* Brief
Scan the material for the word "если", and copy each line where it shows up.

★ ★ ★ ★ ★

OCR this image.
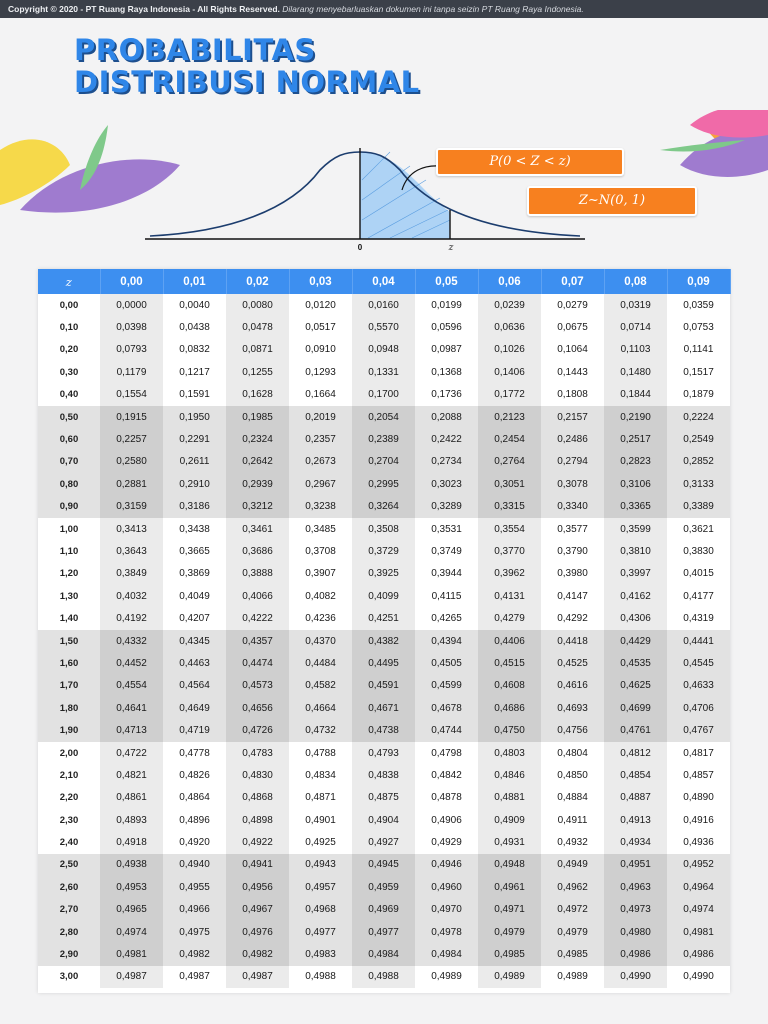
Copyright © 2020 - PT Ruang Raya Indonesia - All Rights Reserved. Dilarang menyebarluaskan dokumen ini tanpa seizin PT Ruang Raya Indonesia.
PROBABILITAS
DISTRIBUSI NORMAL
0	z
P(0 < Z < z)
Z~N(0, 1)
z	0,00	0,01	0,02	0,03	0,04	0,05	0,06	0,07	0,08	0,09
0,00	0,0000	0,0040	0,0080	0,0120	0,0160	0,0199	0,0239	0,0279	0,0319	0,0359
0,10	0,0398	0,0438	0,0478	0,0517	0,5570	0,0596	0,0636	0,0675	0,0714	0,0753
0,20	0,0793	0,0832	0,0871	0,0910	0,0948	0,0987	0,1026	0,1064	0,1103	0,1141
0,30	0,1179	0,1217	0,1255	0,1293	0,1331	0,1368	0,1406	0,1443	0,1480	0,1517
0,40	0,1554	0,1591	0,1628	0,1664	0,1700	0,1736	0,1772	0,1808	0,1844	0,1879
0,50	0,1915	0,1950	0,1985	0,2019	0,2054	0,2088	0,2123	0,2157	0,2190	0,2224
0,60	0,2257	0,2291	0,2324	0,2357	0,2389	0,2422	0,2454	0,2486	0,2517	0,2549
0,70	0,2580	0,2611	0,2642	0,2673	0,2704	0,2734	0,2764	0,2794	0,2823	0,2852
0,80	0,2881	0,2910	0,2939	0,2967	0,2995	0,3023	0,3051	0,3078	0,3106	0,3133
0,90	0,3159	0,3186	0,3212	0,3238	0,3264	0,3289	0,3315	0,3340	0,3365	0,3389
1,00	0,3413	0,3438	0,3461	0,3485	0,3508	0,3531	0,3554	0,3577	0,3599	0,3621
1,10	0,3643	0,3665	0,3686	0,3708	0,3729	0,3749	0,3770	0,3790	0,3810	0,3830
1,20	0,3849	0,3869	0,3888	0,3907	0,3925	0,3944	0,3962	0,3980	0,3997	0,4015
1,30	0,4032	0,4049	0,4066	0,4082	0,4099	0,4115	0,4131	0,4147	0,4162	0,4177
1,40	0,4192	0,4207	0,4222	0,4236	0,4251	0,4265	0,4279	0,4292	0,4306	0,4319
1,50	0,4332	0,4345	0,4357	0,4370	0,4382	0,4394	0,4406	0,4418	0,4429	0,4441
1,60	0,4452	0,4463	0,4474	0,4484	0,4495	0,4505	0,4515	0,4525	0,4535	0,4545
1,70	0,4554	0,4564	0,4573	0,4582	0,4591	0,4599	0,4608	0,4616	0,4625	0,4633
1,80	0,4641	0,4649	0,4656	0,4664	0,4671	0,4678	0,4686	0,4693	0,4699	0,4706
1,90	0,4713	0,4719	0,4726	0,4732	0,4738	0,4744	0,4750	0,4756	0,4761	0,4767
2,00	0,4722	0,4778	0,4783	0,4788	0,4793	0,4798	0,4803	0,4804	0,4812	0,4817
2,10	0,4821	0,4826	0,4830	0,4834	0,4838	0,4842	0,4846	0,4850	0,4854	0,4857
2,20	0,4861	0,4864	0,4868	0,4871	0,4875	0,4878	0,4881	0,4884	0,4887	0,4890
2,30	0,4893	0,4896	0,4898	0,4901	0,4904	0,4906	0,4909	0,4911	0,4913	0,4916
2,40	0,4918	0,4920	0,4922	0,4925	0,4927	0,4929	0,4931	0,4932	0,4934	0,4936
2,50	0,4938	0,4940	0,4941	0,4943	0,4945	0,4946	0,4948	0,4949	0,4951	0,4952
2,60	0,4953	0,4955	0,4956	0,4957	0,4959	0,4960	0,4961	0,4962	0,4963	0,4964
2,70	0,4965	0,4966	0,4967	0,4968	0,4969	0,4970	0,4971	0,4972	0,4973	0,4974
2,80	0,4974	0,4975	0,4976	0,4977	0,4977	0,4978	0,4979	0,4979	0,4980	0,4981
2,90	0,4981	0,4982	0,4982	0,4983	0,4984	0,4984	0,4985	0,4985	0,4986	0,4986
3,00	0,4987	0,4987	0,4987	0,4988	0,4988	0,4989	0,4989	0,4989	0,4990	0,4990
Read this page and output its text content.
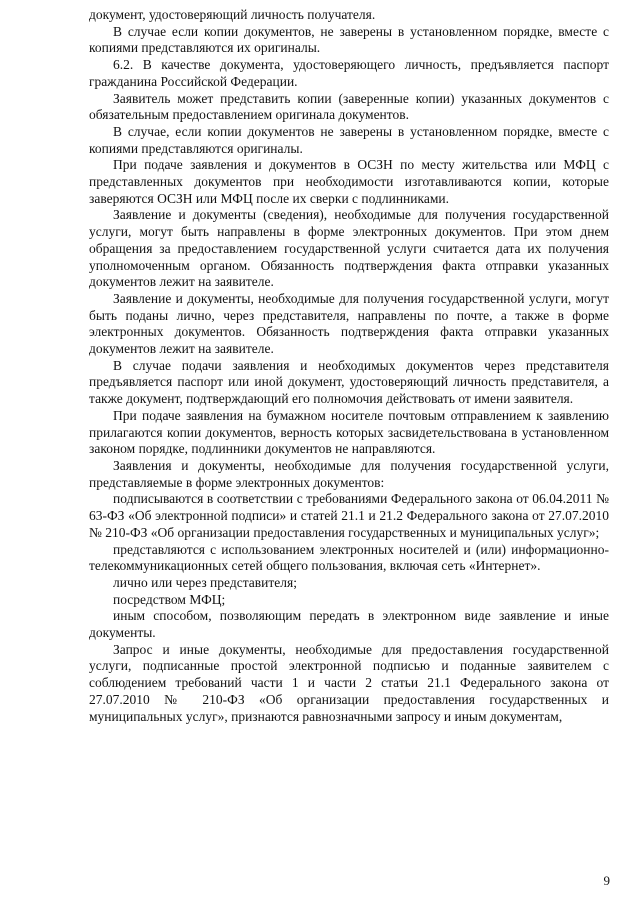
документ, удостоверяющий личность получателя.

В случае если копии документов, не заверены в установленном порядке, вместе с копиями представляются их оригиналы.

6.2. В качестве документа, удостоверяющего личность, предъявляется паспорт гражданина Российской Федерации.

Заявитель может представить копии (заверенные копии) указанных документов с обязательным предоставлением оригинала документов.

В случае, если копии документов не заверены в установленном порядке, вместе с копиями представляются оригиналы.

При подаче заявления и документов в ОСЗН по месту жительства или МФЦ с представленных документов при необходимости изготавливаются копии, которые заверяются ОСЗН или МФЦ после их сверки с подлинниками.

Заявление и документы (сведения), необходимые для получения государственной услуги, могут быть направлены в форме электронных документов. При этом днем обращения за предоставлением государственной услуги считается дата их получения уполномоченным органом. Обязанность подтверждения факта отправки указанных документов лежит на заявителе.

Заявление и документы, необходимые для получения государственной услуги, могут быть поданы лично, через представителя, направлены по почте, а также в форме электронных документов. Обязанность подтверждения факта отправки указанных документов лежит на заявителе.

В случае подачи заявления и необходимых документов через представителя предъявляется паспорт или иной документ, удостоверяющий личность представителя, а также документ, подтверждающий его полномочия действовать от имени заявителя.

При подаче заявления на бумажном носителе почтовым отправлением к заявлению прилагаются копии документов, верность которых засвидетельствована в установленном законом порядке, подлинники документов не направляются.

Заявления и документы, необходимые для получения государственной услуги, представляемые в форме электронных документов:

подписываются в соответствии с требованиями Федерального закона от 06.04.2011 № 63-ФЗ «Об электронной подписи» и статей 21.1 и 21.2 Федерального закона от 27.07.2010 № 210-ФЗ «Об организации предоставления государственных и муниципальных услуг»;

представляются с использованием электронных носителей и (или) информационно-телекоммуникационных сетей общего пользования, включая сеть «Интернет».

лично или через представителя;

посредством МФЦ;

иным способом, позволяющим передать в электронном виде заявление и иные документы.

Запрос и иные документы, необходимые для предоставления государственной услуги, подписанные простой электронной подписью и поданные заявителем с соблюдением требований части 1 и части 2 статьи 21.1 Федерального закона от 27.07.2010 № 210-ФЗ «Об организации предоставления государственных и муниципальных услуг», признаются равнозначными запросу и иным документам,

9
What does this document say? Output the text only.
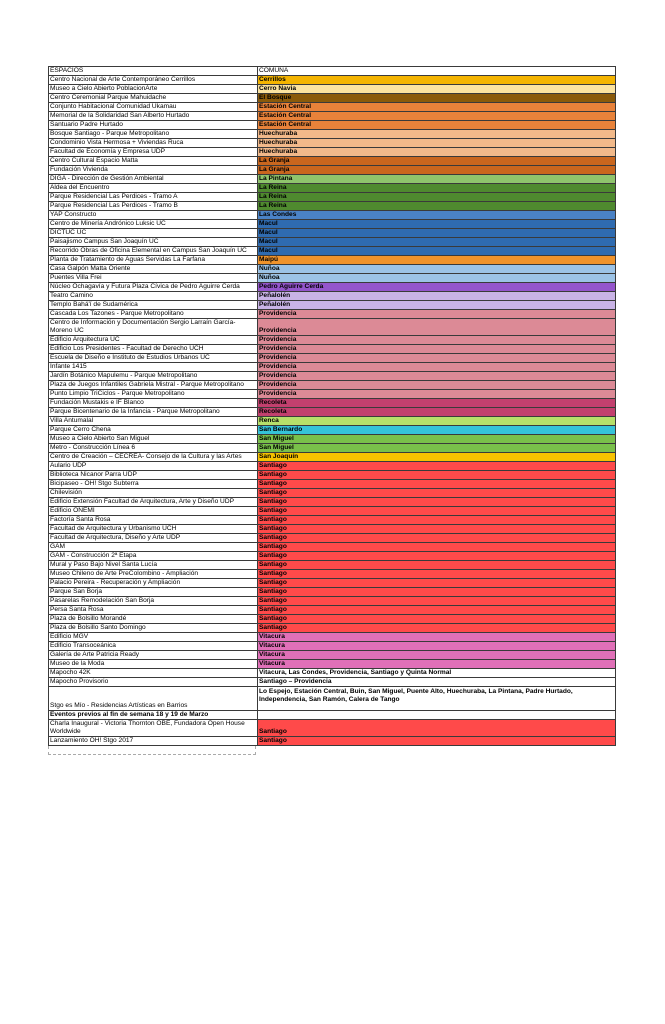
ESPACIOS	COMUNA
Centro Nacional de Arte Contemporáneo Cerrillos	Cerrillos
Museo a Cielo Abierto PoblacionArte	Cerro Navia
Centro Ceremonial Parque Mahuidache	El Bosque
Conjunto Habitacional Comunidad Ukamau	Estación Central
Memorial de la Solidaridad San Alberto Hurtado	Estación Central
Santuario Padre Hurtado	Estación Central
Bosque Santiago - Parque Metropolitano	Huechuraba
Condominio Vista Hermosa + Viviendas Ruca	Huechuraba
Facultad de Economía y Empresa UDP	Huechuraba
Centro Cultural Espacio Matta	La Granja
Fundación Vivienda	La Granja
DIGA - Dirección de Gestión Ambiental	La Pintana
Aldea del Encuentro	La Reina
Parque Residencial Las Perdices - Tramo A	La Reina
Parque Residencial Las Perdices - Tramo B	La Reina
YAP Constructo	Las Condes
Centro de Minería Andrónico Luksic UC	Macul
DICTUC UC	Macul
Paisajismo Campus San Joaquín UC	Macul
Recorrido Obras de Oficina Elemental en Campus San Joaquín UC	Macul
Planta de Tratamiento de Aguas Servidas La Farfana	Maipú
Casa Galpón Matta Oriente	Ñuñoa
Puentes Villa Frei	Ñuñoa
Núcleo Ochagavía y Futura Plaza Cívica de Pedro Aguirre Cerda	Pedro Aguirre Cerda
Teatro Camino	Peñalolén
Templo Bahá'í de Sudamérica	Peñalolén
Cascada Los Tazones - Parque Metropolitano	Providencia
Centro de Información y Documentación Sergio Larraín García-Moreno UC	Providencia
Edificio Arquitectura UC	Providencia
Edificio Los Presidentes - Facultad de Derecho UCH	Providencia
Escuela de Diseño e Instituto de Estudios Urbanos UC	Providencia
Infante 1415	Providencia
Jardín Botánico Mapulemu - Parque Metropolitano	Providencia
Plaza de Juegos Infantiles Gabriela Mistral - Parque Metropolitano	Providencia
Punto Limpio TriCiclos - Parque Metropolitano	Providencia
Fundación Mustakis e IF Blanco	Recoleta
Parque Bicentenario de la Infancia - Parque Metropolitano	Recoleta
Villa Antumalal	Renca
Parque Cerro Chena	San Bernardo
Museo a Cielo Abierto San Miguel	San Miguel
Metro - Construcción Línea 6	San Miguel
Centro de Creación – CECREA- Consejo de la Cultura y las Artes	San Joaquín
Aulario UDP	Santiago
Biblioteca Nicanor Parra UDP	Santiago
Bicipaseo - OH! Stgo Subterra	Santiago
Chilevisión	Santiago
Edificio Extensión Facultad de Arquitectura, Arte y Diseño UDP	Santiago
Edificio ONEMI	Santiago
Factoría Santa Rosa	Santiago
Facultad de Arquitectura y Urbanismo UCH	Santiago
Facultad de Arquitectura, Diseño y Arte UDP	Santiago
GAM	Santiago
GAM - Construcción 2ª Etapa	Santiago
Mural y Paso Bajo Nivel Santa Lucía	Santiago
Museo Chileno de Arte PreColombino - Ampliación	Santiago
Palacio Pereira - Recuperación y Ampliación	Santiago
Parque San Borja	Santiago
Pasarelas Remodelación San Borja	Santiago
Persa Santa Rosa	Santiago
Plaza de Bolsillo Morandé	Santiago
Plaza de Bolsillo Santo Domingo	Santiago
Edificio MGV	Vitacura
Edificio Transoceánica	Vitacura
Galería de Arte Patricia Ready	Vitacura
Museo de la Moda	Vitacura
Mapocho 42K	Vitacura, Las Condes, Providencia, Santiago y Quinta Normal
Mapocho Provisorio	Santiago – Providencia
Stgo es Mío - Residencias Artísticas en Barrios	Lo Espejo, Estación Central, Buin, San Miguel, Puente Alto, Huechuraba, La Pintana, Padre Hurtado, Independencia, San Ramón, Calera de Tango
Eventos previos al fin de semana 18 y 19 de Marzo	
Charla Inaugural - Victoria Thornton OBE, Fundadora Open House Worldwide	Santiago
Lanzamiento OH! Stgo 2017	Santiago
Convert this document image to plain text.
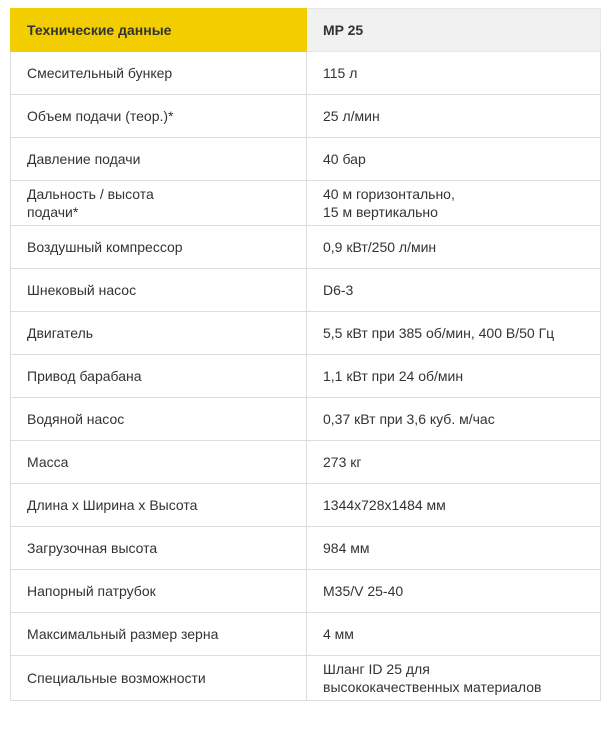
Технические данные	MP 25

Смесительный бункер	115 л

Объем подачи (теор.)*	25 л/мин

Давление подачи	40 бар

Дальность / высота
подачи*	40 м горизонтально,
15 м вертикально

Воздушный компрессор	0,9 кВт/250 л/мин

Шнековый насос	D6-3

Двигатель	5,5 кВт при 385 об/мин, 400 В/50 Гц

Привод барабана	1,1 кВт при 24 об/мин

Водяной насос	0,37 кВт при 3,6 куб. м/час

Масса	273 кг

Длина x Ширина x Высота	1344x728x1484 мм

Загрузочная высота	984 мм

Напорный патрубок	M35/V 25-40

Максимальный размер зерна	4 мм

Специальные возможности	Шланг ID 25 для
высококачественных материалов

★ ★ ★ ★ ★

* Expected output
В случае если копии документов, не заверены в установленном порядке, вместе с копиями представляются их оригиналы.
В случае, если копии документов не заверены в установленном порядке, вместе с копиями представляются оригиналы.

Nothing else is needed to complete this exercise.